● TASK STATEMENT
Please write out the complete listing that follows, exactly as it reads.

Extracted data entries:
----------
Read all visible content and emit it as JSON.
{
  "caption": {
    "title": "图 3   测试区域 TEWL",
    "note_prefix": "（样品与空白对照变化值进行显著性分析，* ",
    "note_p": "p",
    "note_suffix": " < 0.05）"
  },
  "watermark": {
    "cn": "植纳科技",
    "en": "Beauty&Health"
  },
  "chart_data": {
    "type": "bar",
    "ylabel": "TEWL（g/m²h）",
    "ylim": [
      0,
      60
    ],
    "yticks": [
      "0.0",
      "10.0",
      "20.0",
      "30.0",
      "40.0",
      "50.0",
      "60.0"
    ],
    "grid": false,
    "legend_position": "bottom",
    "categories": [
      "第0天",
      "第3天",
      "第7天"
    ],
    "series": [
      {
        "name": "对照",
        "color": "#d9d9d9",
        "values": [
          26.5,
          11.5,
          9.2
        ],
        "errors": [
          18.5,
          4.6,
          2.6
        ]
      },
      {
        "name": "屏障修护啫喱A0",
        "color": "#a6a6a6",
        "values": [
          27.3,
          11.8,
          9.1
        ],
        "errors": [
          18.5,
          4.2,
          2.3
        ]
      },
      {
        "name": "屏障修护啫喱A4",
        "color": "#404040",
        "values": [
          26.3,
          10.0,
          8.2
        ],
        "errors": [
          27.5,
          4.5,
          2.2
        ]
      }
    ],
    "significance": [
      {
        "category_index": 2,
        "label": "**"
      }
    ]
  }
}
----------
● RESPONSE BELOW
Read all visible content and emit it as JSON.
{
  "caption": {
    "title": "图 3   测试区域 TEWL",
    "note_prefix": "（样品与空白对照变化值进行显著性分析，* ",
    "note_p": "p",
    "note_suffix": " < 0.05）"
  },
  "watermark": {
    "cn": "植纳科技",
    "en": "Beauty&Health"
  },
  "chart_data": {
    "type": "bar",
    "ylabel": "TEWL（g/m²h）",
    "ylim": [
      0,
      60
    ],
    "yticks": [
      "0.0",
      "10.0",
      "20.0",
      "30.0",
      "40.0",
      "50.0",
      "60.0"
    ],
    "grid": false,
    "legend_position": "bottom",
    "categories": [
      "第0天",
      "第3天",
      "第7天"
    ],
    "series": [
      {
        "name": "对照",
        "color": "#d9d9d9",
        "values": [
          26.5,
          11.5,
          9.2
        ],
        "errors": [
          18.5,
          4.6,
          2.6
        ]
      },
      {
        "name": "屏障修护啫喱A0",
        "color": "#a6a6a6",
        "values": [
          27.3,
          11.8,
          9.1
        ],
        "errors": [
          18.5,
          4.2,
          2.3
        ]
      },
      {
        "name": "屏障修护啫喱A4",
        "color": "#404040",
        "values": [
          26.3,
          10.0,
          8.2
        ],
        "errors": [
          27.5,
          4.5,
          2.2
        ]
      }
    ],
    "significance": [
      {
        "category_index": 2,
        "label": "**"
      }
    ]
  }
}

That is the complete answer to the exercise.